* What you have to do:
Using the entries that follow, collect the lines where the word "Volume" appears.

* Data in this exercise:
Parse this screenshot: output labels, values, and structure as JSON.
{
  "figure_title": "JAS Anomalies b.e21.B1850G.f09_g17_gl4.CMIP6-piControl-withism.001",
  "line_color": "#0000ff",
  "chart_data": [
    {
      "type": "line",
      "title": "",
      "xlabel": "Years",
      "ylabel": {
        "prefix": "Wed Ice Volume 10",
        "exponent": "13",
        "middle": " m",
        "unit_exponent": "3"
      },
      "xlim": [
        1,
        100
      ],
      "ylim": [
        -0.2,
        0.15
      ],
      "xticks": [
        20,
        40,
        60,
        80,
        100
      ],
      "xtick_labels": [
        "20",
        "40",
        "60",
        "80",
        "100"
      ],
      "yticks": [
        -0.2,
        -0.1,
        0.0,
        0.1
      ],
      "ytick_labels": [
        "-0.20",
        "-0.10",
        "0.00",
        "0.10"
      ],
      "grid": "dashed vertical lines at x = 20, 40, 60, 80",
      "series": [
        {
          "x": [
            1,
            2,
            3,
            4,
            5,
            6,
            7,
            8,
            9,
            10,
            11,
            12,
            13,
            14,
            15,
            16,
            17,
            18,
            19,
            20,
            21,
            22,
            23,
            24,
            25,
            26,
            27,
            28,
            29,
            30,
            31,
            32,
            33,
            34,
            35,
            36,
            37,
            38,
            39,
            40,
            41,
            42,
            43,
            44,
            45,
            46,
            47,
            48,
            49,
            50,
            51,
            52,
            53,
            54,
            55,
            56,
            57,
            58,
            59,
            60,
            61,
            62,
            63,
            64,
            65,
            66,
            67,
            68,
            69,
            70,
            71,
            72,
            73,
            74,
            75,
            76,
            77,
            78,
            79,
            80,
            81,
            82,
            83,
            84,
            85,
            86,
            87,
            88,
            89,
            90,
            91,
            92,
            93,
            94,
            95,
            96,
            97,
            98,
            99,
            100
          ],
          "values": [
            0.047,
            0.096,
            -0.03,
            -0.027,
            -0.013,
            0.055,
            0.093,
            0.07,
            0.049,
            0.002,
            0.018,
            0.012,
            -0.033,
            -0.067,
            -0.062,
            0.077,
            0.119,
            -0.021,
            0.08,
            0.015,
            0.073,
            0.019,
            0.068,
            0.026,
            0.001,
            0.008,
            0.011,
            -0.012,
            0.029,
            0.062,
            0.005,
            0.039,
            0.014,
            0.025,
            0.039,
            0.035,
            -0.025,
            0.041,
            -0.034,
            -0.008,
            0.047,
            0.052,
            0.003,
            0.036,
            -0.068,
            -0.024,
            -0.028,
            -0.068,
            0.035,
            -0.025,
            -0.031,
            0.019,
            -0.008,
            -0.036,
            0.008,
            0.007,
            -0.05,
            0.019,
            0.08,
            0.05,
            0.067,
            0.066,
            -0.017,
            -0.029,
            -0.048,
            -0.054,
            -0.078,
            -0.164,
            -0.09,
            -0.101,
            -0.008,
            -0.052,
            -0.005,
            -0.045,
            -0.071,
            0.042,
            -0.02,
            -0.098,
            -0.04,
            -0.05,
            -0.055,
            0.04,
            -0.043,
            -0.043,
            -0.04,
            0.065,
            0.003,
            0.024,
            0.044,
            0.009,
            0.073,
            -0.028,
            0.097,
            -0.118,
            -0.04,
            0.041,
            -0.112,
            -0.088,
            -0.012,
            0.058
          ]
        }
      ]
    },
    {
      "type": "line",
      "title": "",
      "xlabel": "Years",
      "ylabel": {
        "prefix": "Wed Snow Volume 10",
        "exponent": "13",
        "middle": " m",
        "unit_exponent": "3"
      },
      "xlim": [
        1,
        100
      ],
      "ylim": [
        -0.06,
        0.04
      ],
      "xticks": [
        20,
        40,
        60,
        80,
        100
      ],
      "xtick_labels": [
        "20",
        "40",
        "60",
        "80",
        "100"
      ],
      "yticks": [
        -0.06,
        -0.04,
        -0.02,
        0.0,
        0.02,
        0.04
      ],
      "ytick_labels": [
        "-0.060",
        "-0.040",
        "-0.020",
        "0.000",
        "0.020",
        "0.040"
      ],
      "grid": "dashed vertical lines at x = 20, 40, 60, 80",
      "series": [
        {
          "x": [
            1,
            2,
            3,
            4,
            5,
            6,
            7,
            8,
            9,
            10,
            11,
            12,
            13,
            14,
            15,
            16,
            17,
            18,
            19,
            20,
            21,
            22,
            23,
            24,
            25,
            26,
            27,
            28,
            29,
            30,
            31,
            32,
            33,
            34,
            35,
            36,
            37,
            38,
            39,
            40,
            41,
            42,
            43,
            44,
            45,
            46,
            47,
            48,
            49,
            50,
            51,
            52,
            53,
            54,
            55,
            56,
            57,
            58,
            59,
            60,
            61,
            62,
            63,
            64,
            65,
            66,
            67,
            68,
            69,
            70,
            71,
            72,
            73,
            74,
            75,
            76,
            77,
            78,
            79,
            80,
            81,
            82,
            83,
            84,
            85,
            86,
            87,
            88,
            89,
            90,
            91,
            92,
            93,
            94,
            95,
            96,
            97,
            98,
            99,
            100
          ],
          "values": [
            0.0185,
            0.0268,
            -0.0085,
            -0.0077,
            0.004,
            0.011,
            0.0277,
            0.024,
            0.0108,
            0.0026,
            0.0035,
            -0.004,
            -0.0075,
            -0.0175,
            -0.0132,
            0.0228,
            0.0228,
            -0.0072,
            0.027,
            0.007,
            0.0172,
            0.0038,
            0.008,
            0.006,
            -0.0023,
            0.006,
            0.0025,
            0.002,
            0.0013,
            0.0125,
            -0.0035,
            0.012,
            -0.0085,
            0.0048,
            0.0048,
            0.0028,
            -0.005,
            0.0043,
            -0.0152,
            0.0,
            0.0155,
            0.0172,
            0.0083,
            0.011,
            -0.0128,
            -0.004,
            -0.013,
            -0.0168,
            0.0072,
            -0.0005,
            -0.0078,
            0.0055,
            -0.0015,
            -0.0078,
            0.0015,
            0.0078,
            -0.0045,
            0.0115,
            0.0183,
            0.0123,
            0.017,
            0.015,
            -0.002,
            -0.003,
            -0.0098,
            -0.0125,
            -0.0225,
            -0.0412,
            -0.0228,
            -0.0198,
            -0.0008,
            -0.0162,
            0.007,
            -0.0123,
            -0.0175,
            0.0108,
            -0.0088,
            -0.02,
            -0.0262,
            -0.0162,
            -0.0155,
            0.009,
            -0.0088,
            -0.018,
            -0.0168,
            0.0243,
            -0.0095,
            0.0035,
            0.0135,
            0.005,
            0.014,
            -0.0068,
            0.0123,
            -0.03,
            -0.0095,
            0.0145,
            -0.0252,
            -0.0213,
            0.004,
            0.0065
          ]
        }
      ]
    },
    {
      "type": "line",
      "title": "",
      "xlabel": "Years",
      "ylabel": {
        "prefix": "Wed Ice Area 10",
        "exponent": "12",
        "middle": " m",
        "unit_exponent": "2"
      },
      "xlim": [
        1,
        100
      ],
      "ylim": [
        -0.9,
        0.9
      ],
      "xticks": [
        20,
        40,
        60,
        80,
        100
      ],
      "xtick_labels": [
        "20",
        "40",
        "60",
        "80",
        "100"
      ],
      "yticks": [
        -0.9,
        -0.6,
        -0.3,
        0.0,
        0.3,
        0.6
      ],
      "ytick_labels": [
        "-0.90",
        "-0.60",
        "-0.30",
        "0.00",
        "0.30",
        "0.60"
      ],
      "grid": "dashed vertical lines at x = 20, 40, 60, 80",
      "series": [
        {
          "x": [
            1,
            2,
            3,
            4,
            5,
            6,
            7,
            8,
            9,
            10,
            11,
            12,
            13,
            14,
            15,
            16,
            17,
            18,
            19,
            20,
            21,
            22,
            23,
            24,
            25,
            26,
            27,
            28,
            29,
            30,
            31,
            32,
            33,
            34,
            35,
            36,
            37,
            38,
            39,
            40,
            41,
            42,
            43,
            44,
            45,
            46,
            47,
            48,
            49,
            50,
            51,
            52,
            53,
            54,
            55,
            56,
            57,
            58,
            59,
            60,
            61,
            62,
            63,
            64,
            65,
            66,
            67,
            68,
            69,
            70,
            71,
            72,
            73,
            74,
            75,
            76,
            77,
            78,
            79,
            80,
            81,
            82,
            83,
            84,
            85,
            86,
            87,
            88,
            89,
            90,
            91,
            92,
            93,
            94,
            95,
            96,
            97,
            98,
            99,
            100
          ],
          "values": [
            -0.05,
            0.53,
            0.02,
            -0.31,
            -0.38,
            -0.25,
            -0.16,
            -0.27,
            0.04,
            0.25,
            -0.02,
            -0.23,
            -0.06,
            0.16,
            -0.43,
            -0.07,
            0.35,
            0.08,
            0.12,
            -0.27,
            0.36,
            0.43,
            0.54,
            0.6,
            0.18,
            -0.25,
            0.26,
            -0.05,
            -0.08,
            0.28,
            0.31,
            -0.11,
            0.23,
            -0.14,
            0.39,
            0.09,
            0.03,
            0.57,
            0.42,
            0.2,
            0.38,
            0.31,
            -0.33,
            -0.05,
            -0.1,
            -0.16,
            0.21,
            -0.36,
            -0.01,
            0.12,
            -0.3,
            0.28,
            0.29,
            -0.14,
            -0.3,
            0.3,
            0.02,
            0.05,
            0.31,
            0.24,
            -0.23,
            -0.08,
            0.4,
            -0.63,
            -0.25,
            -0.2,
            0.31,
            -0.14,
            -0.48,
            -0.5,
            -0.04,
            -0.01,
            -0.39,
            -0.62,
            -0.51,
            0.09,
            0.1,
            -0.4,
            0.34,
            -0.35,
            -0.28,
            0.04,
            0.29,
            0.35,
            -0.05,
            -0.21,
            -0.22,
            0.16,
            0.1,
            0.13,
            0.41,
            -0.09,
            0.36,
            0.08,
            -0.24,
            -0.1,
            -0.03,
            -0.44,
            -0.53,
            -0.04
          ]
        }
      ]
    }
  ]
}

* Expected output:
        "prefix": "Wed Ice Volume 10",
        "prefix": "Wed Snow Volume 10",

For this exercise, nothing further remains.